# Green Anaconda legal in u.s.??



## oscar119 (Nov 26, 2005)

Just a question... I know a lfs that has a small one 2' maybe for sale. They know they're sh$t so it's definately a green anaconda but I was suprised these are legal??


----------



## captainhowdy313 (Mar 10, 2006)

oscar119 said:


> Just a question... I know a lfs that has a small one 2' maybe for sale. They know they're sh$t so it's definately a green anaconda but I was suprised these are legal??


just depends where you live is all I got a 8 foot green anaconda.


----------



## r1dermon (Mar 9, 2005)

my pet store has 2 10-13 footers...never really been measured, but thats the guesstimate. another place around here sells 3'ers for 350 bucks...they're definately not illegal...maybe in some states.


----------



## king red belly (Apr 13, 2005)

Yea there not illeagle around here either... a few months back i saw a 2' for like 250
i wish i would of bought it..thats a sweet deal.


----------



## oscar119 (Nov 26, 2005)

king red belly said:


> Yea there not illeagle around here either... a few months back i saw a 2' for like 250
> i wish i would of bought it..thats a sweet deal.


This one has one for $209.99.. They have a yellow as a displace peice only, just never would have thought it would have been legal to own such a beast. And I guess it's such a rarity to see one for sale. Thanks guys!

****

PARTS OF THE EXERCISE>
(A) Decide whether each statement below agrees with the anaconda thread. Answer yes or no for each, and quote the deciding words from the thread.
(i) captainhowdy313 owns an eight-foot green anaconda.
(ii) In the final post, the store oscar119 mentions is selling its anaconda for $250.
(iii) The two large snakes at r1dermon's pet store have been precisely measured.
(B) According to the anaconda thread, what price does another place near r1dermon charge for three-foot anacondas?
(C) Reproduce the part of the anaconda thread starting at "## r1dermon (Mar" and ending at "in some states.".
The entries that follow come from a separate source.

****

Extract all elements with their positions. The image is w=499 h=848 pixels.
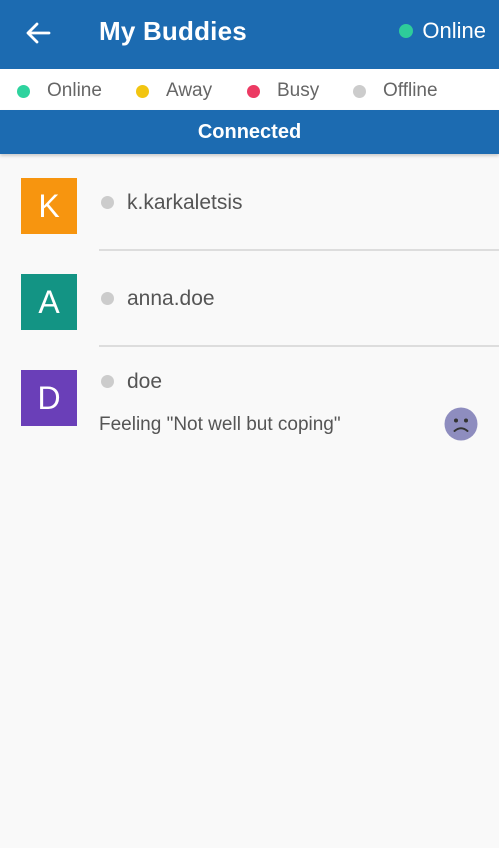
page-title: My Buddies bbox=[99, 16, 247, 46]
connection-status-bar: Connected bbox=[0, 110, 499, 154]
avatar: K bbox=[21, 178, 77, 234]
legend-label: Online bbox=[47, 80, 102, 101]
legend-label: Busy bbox=[277, 80, 320, 101]
legend-label: Away bbox=[166, 80, 213, 101]
legend-online: Online bbox=[17, 80, 102, 102]
sad-face-icon bbox=[444, 407, 478, 441]
status-dot-icon bbox=[399, 24, 414, 38]
buddy-item[interactable]: D doe Feeling "Not well but coping" bbox=[0, 346, 499, 456]
avatar: A bbox=[21, 274, 77, 330]
arrow-left-icon bbox=[26, 22, 51, 44]
buddy-status-dot-icon bbox=[101, 196, 114, 209]
app-bar: My Buddies Online bbox=[0, 0, 499, 69]
my-status-toggle[interactable]: Online bbox=[399, 18, 486, 44]
legend-busy: Busy bbox=[247, 80, 319, 102]
connection-status-label: Connected bbox=[197, 120, 302, 143]
avatar: D bbox=[21, 370, 77, 426]
buddy-name: k.karkaletsis bbox=[127, 191, 243, 214]
back-button[interactable] bbox=[22, 17, 54, 49]
buddy-mood-text: Feeling "Not well but coping" bbox=[99, 414, 341, 435]
buddy-name: anna.doe bbox=[127, 287, 215, 310]
my-status-label: Online bbox=[422, 18, 486, 43]
buddy-item[interactable]: A anna.doe bbox=[0, 250, 499, 347]
offline-dot-icon bbox=[353, 84, 366, 98]
buddy-item[interactable]: K k.karkaletsis bbox=[0, 154, 499, 251]
legend-offline: Offline bbox=[353, 80, 438, 102]
away-dot-icon bbox=[136, 84, 149, 98]
busy-dot-icon bbox=[247, 84, 260, 98]
buddy-status-dot-icon bbox=[101, 292, 114, 305]
status-legend: Online Away Busy Offline bbox=[0, 69, 499, 110]
buddy-name: doe bbox=[127, 370, 163, 393]
legend-label: Offline bbox=[383, 80, 438, 101]
legend-away: Away bbox=[136, 80, 212, 102]
buddy-status-dot-icon bbox=[101, 375, 114, 388]
online-dot-icon bbox=[17, 84, 30, 98]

****

THE REPLIES>
(A)
(i) Yes: "I got a 8 foot green anaconda."
(ii) No: "This one has one for $209.99.."
(iii) No: "never really been measured, but thats the guesstimate."

(B) 350 bucks.

(C)
## r1dermon (Mar 9, 2005)

my pet store has 2 10-13 footers...never really been measured, but thats the guesstimate. another place around here sells 3'ers for 350 bucks...they're definately not illegal...maybe in some states.